• Objective: Would you pull out every line of the material that contains the string "type"?

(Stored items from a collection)
———
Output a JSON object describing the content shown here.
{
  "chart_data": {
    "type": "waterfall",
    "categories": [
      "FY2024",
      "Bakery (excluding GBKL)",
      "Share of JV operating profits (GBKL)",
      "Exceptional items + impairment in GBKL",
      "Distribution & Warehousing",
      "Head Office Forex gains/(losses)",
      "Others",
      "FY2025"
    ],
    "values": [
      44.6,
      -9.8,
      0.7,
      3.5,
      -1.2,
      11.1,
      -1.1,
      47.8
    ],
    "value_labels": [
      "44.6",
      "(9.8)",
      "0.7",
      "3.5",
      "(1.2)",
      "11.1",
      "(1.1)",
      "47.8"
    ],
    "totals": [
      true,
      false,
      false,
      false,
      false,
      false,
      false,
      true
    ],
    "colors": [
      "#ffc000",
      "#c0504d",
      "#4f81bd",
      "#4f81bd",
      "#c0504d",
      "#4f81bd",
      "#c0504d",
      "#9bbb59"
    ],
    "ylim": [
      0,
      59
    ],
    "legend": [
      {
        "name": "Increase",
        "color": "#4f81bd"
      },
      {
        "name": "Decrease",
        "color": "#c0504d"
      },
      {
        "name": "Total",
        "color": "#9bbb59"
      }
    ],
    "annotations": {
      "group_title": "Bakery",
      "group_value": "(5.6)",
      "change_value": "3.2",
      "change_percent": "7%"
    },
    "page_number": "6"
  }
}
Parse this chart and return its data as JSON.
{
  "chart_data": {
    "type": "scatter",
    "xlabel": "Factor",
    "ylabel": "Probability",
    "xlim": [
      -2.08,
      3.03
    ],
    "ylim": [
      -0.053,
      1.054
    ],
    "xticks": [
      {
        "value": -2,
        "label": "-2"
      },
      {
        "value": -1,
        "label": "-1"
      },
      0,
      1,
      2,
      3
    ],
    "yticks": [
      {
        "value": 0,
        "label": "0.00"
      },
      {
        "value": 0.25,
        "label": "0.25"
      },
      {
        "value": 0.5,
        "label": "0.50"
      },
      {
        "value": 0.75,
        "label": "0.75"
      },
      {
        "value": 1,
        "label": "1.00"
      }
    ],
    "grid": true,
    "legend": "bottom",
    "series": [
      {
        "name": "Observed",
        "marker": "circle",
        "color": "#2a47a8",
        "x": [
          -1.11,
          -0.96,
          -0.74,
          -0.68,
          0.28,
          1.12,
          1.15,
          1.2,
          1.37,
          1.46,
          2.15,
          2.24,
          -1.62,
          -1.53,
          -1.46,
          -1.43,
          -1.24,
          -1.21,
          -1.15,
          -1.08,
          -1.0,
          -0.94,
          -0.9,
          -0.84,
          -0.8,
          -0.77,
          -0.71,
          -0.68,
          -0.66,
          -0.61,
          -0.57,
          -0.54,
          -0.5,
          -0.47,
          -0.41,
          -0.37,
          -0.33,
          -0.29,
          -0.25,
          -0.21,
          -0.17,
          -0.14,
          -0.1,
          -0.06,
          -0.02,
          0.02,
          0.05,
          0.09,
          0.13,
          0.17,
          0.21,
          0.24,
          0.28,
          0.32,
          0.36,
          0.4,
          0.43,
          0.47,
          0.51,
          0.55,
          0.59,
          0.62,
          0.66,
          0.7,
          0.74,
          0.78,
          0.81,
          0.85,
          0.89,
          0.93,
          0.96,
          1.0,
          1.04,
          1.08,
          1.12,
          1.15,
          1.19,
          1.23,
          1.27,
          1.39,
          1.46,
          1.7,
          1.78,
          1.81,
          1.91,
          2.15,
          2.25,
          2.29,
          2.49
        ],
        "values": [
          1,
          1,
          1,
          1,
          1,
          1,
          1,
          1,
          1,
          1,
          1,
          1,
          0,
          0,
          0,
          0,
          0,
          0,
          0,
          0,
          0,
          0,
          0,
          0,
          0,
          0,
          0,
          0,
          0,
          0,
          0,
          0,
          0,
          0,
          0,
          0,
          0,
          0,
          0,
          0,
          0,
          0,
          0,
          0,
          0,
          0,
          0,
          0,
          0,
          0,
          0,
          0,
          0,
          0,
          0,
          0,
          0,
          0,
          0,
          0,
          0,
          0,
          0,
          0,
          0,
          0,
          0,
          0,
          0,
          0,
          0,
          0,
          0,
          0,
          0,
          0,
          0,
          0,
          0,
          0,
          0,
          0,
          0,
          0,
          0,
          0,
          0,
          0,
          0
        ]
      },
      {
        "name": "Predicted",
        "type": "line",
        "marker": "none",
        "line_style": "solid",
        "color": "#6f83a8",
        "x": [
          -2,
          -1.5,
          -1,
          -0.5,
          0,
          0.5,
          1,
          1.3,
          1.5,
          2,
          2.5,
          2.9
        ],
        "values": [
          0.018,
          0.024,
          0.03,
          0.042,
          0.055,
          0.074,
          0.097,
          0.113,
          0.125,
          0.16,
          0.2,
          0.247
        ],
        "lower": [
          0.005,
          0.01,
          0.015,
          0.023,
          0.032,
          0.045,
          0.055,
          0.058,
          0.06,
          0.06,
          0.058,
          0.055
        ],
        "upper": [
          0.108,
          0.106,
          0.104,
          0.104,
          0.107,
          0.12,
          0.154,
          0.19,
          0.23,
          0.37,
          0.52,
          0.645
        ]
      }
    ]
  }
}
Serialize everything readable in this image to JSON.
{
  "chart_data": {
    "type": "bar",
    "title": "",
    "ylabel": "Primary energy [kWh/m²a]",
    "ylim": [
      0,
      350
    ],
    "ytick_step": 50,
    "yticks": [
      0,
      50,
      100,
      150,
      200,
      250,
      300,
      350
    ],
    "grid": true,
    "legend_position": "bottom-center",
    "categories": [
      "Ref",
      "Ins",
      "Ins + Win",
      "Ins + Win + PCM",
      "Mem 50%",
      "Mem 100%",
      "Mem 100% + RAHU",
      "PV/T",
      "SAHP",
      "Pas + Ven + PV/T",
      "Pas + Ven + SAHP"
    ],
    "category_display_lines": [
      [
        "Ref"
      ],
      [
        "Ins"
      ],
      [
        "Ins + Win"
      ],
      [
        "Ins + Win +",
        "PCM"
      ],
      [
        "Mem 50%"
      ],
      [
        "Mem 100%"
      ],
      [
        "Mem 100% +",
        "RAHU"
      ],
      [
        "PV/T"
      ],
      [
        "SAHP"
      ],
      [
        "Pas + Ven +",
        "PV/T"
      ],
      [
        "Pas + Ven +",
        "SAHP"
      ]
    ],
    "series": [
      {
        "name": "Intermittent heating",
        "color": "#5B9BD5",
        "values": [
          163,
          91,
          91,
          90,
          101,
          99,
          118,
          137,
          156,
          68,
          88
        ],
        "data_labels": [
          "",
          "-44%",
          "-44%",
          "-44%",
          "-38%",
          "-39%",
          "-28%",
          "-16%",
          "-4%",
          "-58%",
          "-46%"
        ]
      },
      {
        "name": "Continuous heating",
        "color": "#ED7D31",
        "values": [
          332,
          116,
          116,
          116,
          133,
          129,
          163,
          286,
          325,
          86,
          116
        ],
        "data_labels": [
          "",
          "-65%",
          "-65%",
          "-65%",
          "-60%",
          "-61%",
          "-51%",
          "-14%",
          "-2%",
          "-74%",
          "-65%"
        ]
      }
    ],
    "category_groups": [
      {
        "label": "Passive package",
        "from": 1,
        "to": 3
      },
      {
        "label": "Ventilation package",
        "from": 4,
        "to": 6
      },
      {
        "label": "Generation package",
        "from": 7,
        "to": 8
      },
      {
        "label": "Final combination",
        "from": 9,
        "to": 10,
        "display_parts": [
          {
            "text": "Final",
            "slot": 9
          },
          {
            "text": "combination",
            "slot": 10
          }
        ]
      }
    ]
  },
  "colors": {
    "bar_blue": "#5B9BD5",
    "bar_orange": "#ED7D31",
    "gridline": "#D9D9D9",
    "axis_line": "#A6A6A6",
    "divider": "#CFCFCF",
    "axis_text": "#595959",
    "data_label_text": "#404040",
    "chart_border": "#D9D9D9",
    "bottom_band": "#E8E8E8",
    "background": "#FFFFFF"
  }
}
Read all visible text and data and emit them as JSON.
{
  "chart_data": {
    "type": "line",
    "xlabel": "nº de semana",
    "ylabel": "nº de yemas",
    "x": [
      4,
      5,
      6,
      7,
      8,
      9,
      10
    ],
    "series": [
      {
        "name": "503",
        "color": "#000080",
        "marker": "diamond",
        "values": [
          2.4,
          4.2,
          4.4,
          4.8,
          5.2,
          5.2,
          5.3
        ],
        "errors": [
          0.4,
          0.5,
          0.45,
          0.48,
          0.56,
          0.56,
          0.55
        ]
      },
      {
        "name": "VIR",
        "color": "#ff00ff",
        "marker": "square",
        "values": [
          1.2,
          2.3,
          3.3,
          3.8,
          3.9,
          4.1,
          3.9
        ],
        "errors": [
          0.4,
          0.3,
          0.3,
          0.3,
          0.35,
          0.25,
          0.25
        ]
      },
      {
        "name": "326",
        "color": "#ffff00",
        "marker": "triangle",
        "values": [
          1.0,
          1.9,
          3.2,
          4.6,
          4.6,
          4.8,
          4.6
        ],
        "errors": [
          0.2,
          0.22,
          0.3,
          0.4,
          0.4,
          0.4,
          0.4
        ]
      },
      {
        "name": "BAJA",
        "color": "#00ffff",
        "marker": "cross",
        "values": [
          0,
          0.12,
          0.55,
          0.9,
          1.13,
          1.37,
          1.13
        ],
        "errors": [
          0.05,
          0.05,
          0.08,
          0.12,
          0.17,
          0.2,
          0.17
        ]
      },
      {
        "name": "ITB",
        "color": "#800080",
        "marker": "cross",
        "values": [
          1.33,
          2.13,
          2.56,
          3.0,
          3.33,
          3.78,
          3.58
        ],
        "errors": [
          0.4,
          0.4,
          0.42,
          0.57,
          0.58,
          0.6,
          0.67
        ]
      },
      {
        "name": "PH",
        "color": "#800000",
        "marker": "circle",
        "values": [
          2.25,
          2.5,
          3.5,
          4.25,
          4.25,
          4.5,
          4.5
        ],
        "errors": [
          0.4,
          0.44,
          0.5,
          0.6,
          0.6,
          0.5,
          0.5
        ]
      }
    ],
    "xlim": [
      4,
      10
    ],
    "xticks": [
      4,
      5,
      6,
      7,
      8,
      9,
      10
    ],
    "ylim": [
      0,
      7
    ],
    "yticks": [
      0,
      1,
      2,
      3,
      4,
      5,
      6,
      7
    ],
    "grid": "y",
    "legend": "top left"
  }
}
———
• Solution to the exercise:
    "type": "waterfall",
    "type": "scatter",
        "type": "line",
    "type": "bar",
    "type": "line",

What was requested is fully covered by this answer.